━━━━━ Supplied records

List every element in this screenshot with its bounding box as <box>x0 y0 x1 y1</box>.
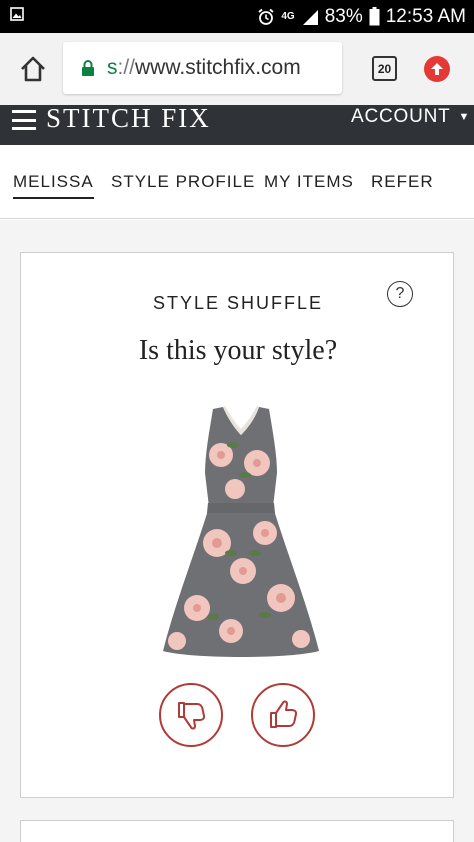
thumbs-up-button[interactable] <box>251 683 315 747</box>
card-title: Is this your style? <box>138 335 338 366</box>
next-card <box>20 820 454 842</box>
battery-percent: 83% <box>324 5 363 27</box>
style-shuffle-card: ? STYLE SHUFFLE Is this your style? <box>20 252 454 798</box>
nav-item-refer[interactable]: REFER <box>371 172 434 197</box>
nav-item-my-items[interactable]: MY ITEMS <box>264 172 354 197</box>
caret-down-icon: ▼ <box>458 111 471 123</box>
thumbs-up-icon <box>270 700 298 728</box>
battery-icon <box>369 7 380 26</box>
url-bar[interactable]: s://www.stitchfix.com <box>63 42 342 94</box>
thumbs-down-button[interactable] <box>159 683 223 747</box>
tab-count: 20 <box>377 61 392 76</box>
url-separator: :// <box>117 56 136 79</box>
menu-icon[interactable] <box>12 110 36 130</box>
update-button[interactable] <box>424 56 450 82</box>
image-icon <box>10 7 24 26</box>
main-content: ? STYLE SHUFFLE Is this your style? <box>0 220 474 842</box>
home-button[interactable] <box>8 44 58 94</box>
brand-logo[interactable]: STITCH FIX <box>46 103 211 134</box>
alarm-icon <box>257 8 275 26</box>
signal-icon <box>301 8 319 26</box>
lte-icon: 4G <box>281 11 295 22</box>
dress-image <box>163 406 319 657</box>
sub-nav: MELISSA STYLE PROFILE MY ITEMS REFER <box>0 145 474 219</box>
thumbs-down-icon <box>178 702 206 730</box>
nav-item-style-profile[interactable]: STYLE PROFILE <box>111 172 255 197</box>
card-eyebrow: STYLE SHUFFLE <box>152 293 324 313</box>
nav-item-melissa[interactable]: MELISSA <box>13 172 94 199</box>
url-host: www.stitchfix.com <box>135 56 301 79</box>
browser-toolbar: s://www.stitchfix.com 20 <box>0 33 474 105</box>
arrow-up-icon <box>431 63 443 75</box>
account-menu[interactable]: ACCOUNT ▼ <box>351 106 470 128</box>
tab-switcher-button[interactable]: 20 <box>372 56 397 81</box>
url-scheme: s <box>107 56 118 79</box>
status-time: 12:53 AM <box>385 5 466 27</box>
site-header: STITCH FIX ACCOUNT ▼ <box>0 103 474 145</box>
lock-icon <box>81 59 95 77</box>
home-icon <box>21 56 45 82</box>
status-bar: 4G 83% 12:53 AM <box>0 0 474 33</box>
account-label: ACCOUNT <box>351 106 451 127</box>
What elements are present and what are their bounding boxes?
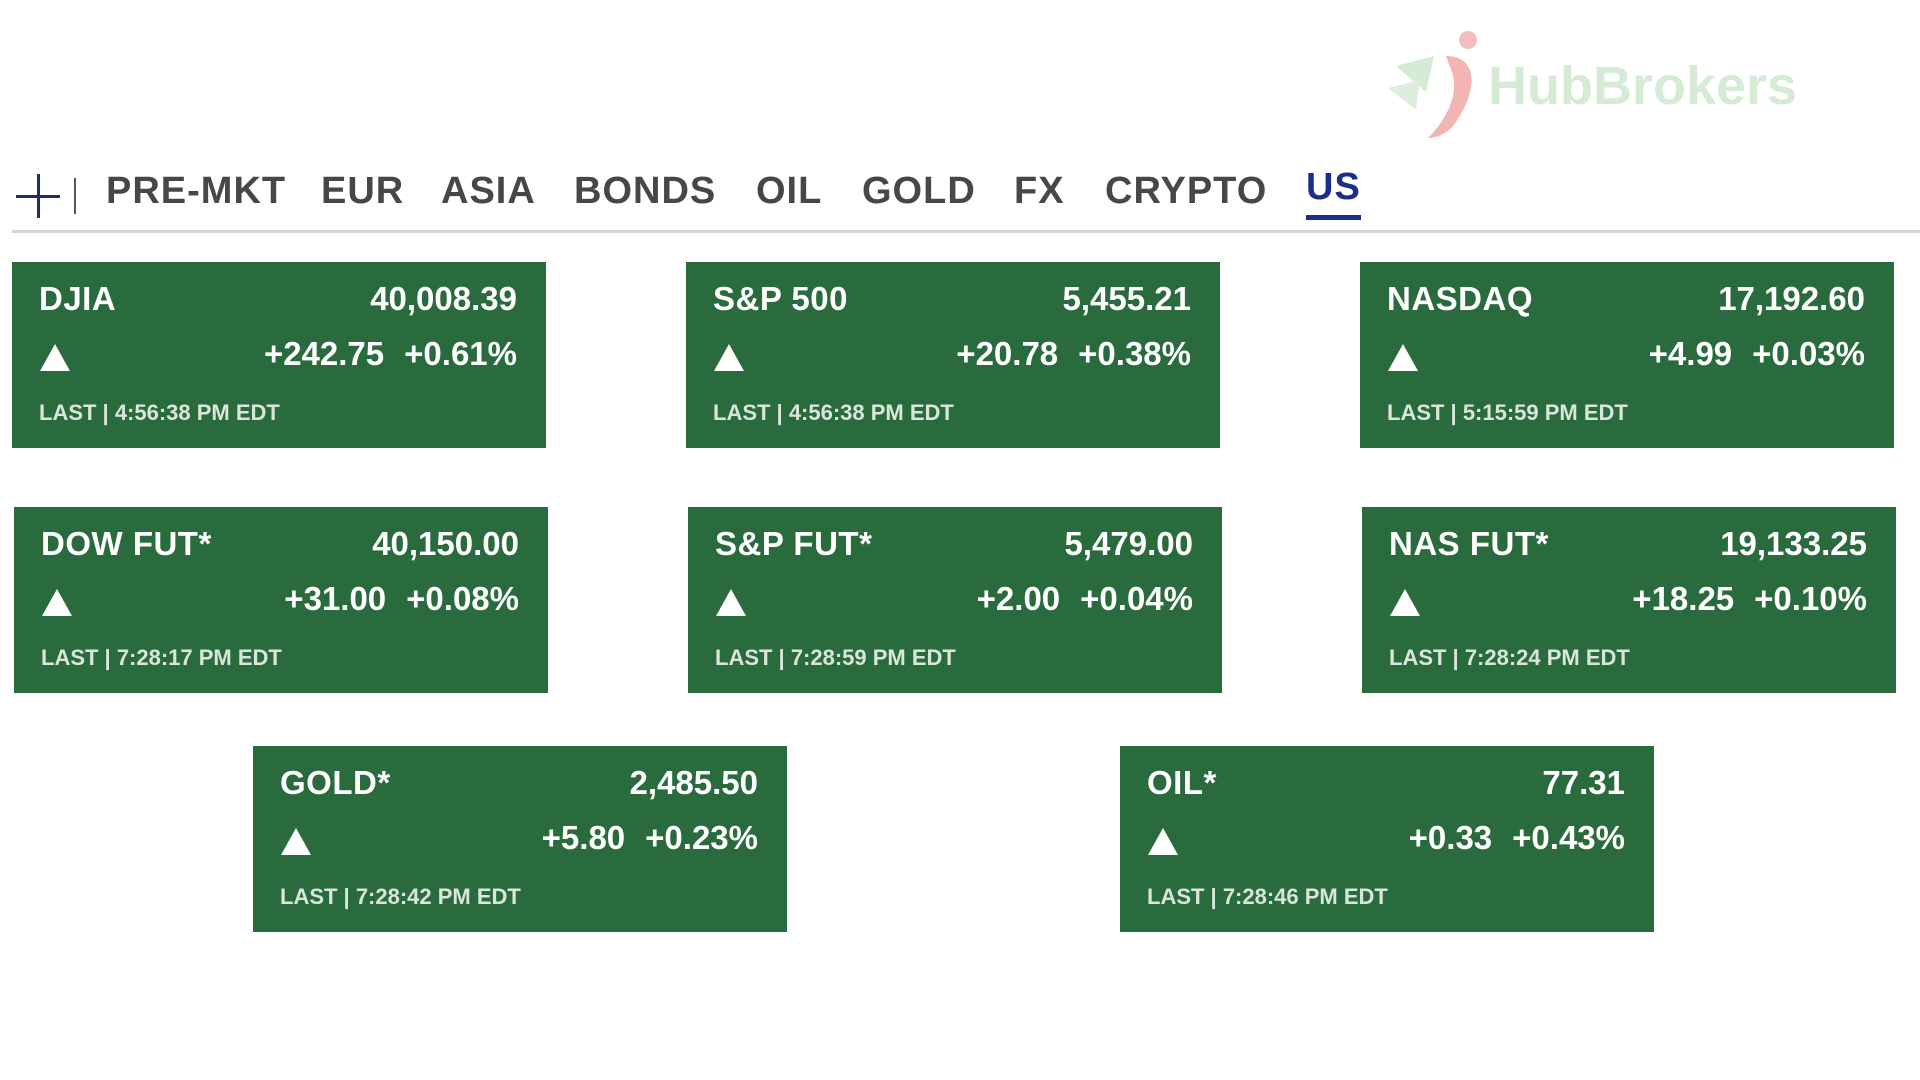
ticker-timestamp: LAST | 5:15:59 PM EDT [1387,400,1628,425]
logo-text: HubBrokers [1488,56,1798,116]
ticker-change-percent: +0.61% [404,335,517,372]
ticker-name: GOLD* [280,764,391,801]
ticker-price: 77.31 [1542,764,1625,801]
ticker-changes: +18.25 +0.10% [1632,580,1867,618]
ticker-changes: +20.78 +0.38% [956,335,1191,373]
ticker-changes: +5.80 +0.23% [542,819,758,857]
hubbrokers-logo: HubBrokers [1376,26,1797,146]
ticker-name: S&P 500 [713,280,848,317]
ticker-price: 40,150.00 [372,525,519,562]
ticker-timestamp: LAST | 4:56:38 PM EDT [39,400,280,425]
tab-bonds[interactable]: BONDS [574,170,716,213]
up-arrow-icon [42,589,72,616]
ticker-change-percent: +0.03% [1752,335,1865,372]
ticker-changes: +0.33 +0.43% [1409,819,1625,857]
ticker-change: +242.75 [263,335,385,372]
tab-asia[interactable]: ASIA [441,170,536,213]
ticker-change: +4.99 [1648,335,1733,372]
ticker-changes: +31.00 +0.08% [284,580,519,618]
up-arrow-icon [714,344,744,371]
ticker-changes: +2.00 +0.04% [977,580,1193,618]
ticker-name: S&P FUT* [715,525,873,562]
ticker-name: DJIA [39,280,117,317]
ticker-change-percent: +0.38% [1078,335,1191,372]
tab-divider [74,178,76,214]
ticker-change: +0.33 [1408,819,1493,856]
ticker-timestamp: LAST | 7:28:24 PM EDT [1389,645,1630,670]
ticker-card-dow-fut[interactable]: DOW FUT* 40,150.00 +31.00 +0.08% LAST | 7… [14,507,548,693]
ticker-change-percent: +0.43% [1512,819,1625,856]
tab-eur[interactable]: EUR [321,170,404,213]
ticker-name: NAS FUT* [1389,525,1549,562]
ticker-timestamp: LAST | 7:28:59 PM EDT [715,645,956,670]
ticker-name: OIL* [1147,764,1217,801]
up-arrow-icon [716,589,746,616]
ticker-timestamp: LAST | 7:28:42 PM EDT [280,884,521,909]
ticker-change: +5.80 [541,819,626,856]
ticker-price: 5,455.21 [1062,280,1191,317]
market-tab-bar: PRE-MKT EUR ASIA BONDS OIL GOLD FX CRYPT… [12,160,1920,233]
tab-crypto[interactable]: CRYPTO [1105,170,1267,213]
tab-us[interactable]: US [1306,166,1361,220]
up-arrow-icon [1388,344,1418,371]
up-arrow-icon [40,344,70,371]
ticker-name: NASDAQ [1387,280,1534,317]
tab-fx[interactable]: FX [1014,170,1065,213]
ticker-change: +2.00 [976,580,1061,617]
ticker-changes: +242.75 +0.61% [264,335,517,373]
ticker-change: +20.78 [956,335,1059,372]
ticker-change-percent: +0.10% [1754,580,1867,617]
up-arrow-icon [1390,589,1420,616]
tab-pre-mkt[interactable]: PRE-MKT [106,170,286,213]
ticker-timestamp: LAST | 4:56:38 PM EDT [713,400,954,425]
ticker-card-gold[interactable]: GOLD* 2,485.50 +5.80 +0.23% LAST | 7:28:4… [253,746,787,932]
ticker-price: 5,479.00 [1064,525,1193,562]
ticker-card-djia[interactable]: DJIA 40,008.39 +242.75 +0.61% LAST | 4:56… [12,262,546,448]
tab-oil[interactable]: OIL [756,170,822,213]
ticker-name: DOW FUT* [41,525,212,562]
ticker-changes: +4.99 +0.03% [1649,335,1865,373]
ticker-change: +31.00 [284,580,387,617]
ticker-card-nasdaq[interactable]: NASDAQ 17,192.60 +4.99 +0.03% LAST | 5:15… [1360,262,1894,448]
ticker-change-percent: +0.04% [1080,580,1193,617]
ticker-card-sp-fut[interactable]: S&P FUT* 5,479.00 +2.00 +0.04% LAST | 7:2… [688,507,1222,693]
tab-gold[interactable]: GOLD [862,170,976,213]
up-arrow-icon [281,828,311,855]
ticker-change: +18.25 [1632,580,1735,617]
ticker-timestamp: LAST | 7:28:17 PM EDT [41,645,282,670]
ticker-card-sp500[interactable]: S&P 500 5,455.21 +20.78 +0.38% LAST | 4:5… [686,262,1220,448]
ticker-price: 19,133.25 [1720,525,1867,562]
ticker-price: 17,192.60 [1718,280,1865,317]
add-icon[interactable] [16,174,60,218]
ticker-price: 2,485.50 [629,764,758,801]
page: HubBrokers PRE-MKT EUR ASIA BONDS OIL GO… [0,0,1920,1080]
ticker-card-oil[interactable]: OIL* 77.31 +0.33 +0.43% LAST | 7:28:46 PM… [1120,746,1654,932]
ticker-change-percent: +0.23% [645,819,758,856]
up-arrow-icon [1148,828,1178,855]
ticker-card-nas-fut[interactable]: NAS FUT* 19,133.25 +18.25 +0.10% LAST | 7… [1362,507,1896,693]
ticker-timestamp: LAST | 7:28:46 PM EDT [1147,884,1388,909]
logo-figure-icon [1388,31,1477,138]
ticker-change-percent: +0.08% [406,580,519,617]
ticker-price: 40,008.39 [370,280,517,317]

━━━━━━━━━━

▶ _Problem statement_
Filter the items above down to the lines that contain the string "your", where uppercase and lowercase are treated as different.

▶ _Exercise output_
card-title: Is this your style? <box>138 335 338 366</box>
style-shuffle-card: ? STYLE SHUFFLE Is this your style? <box>20 252 454 798</box>
main-content: ? STYLE SHUFFLE Is this your style? <box>0 220 474 842</box>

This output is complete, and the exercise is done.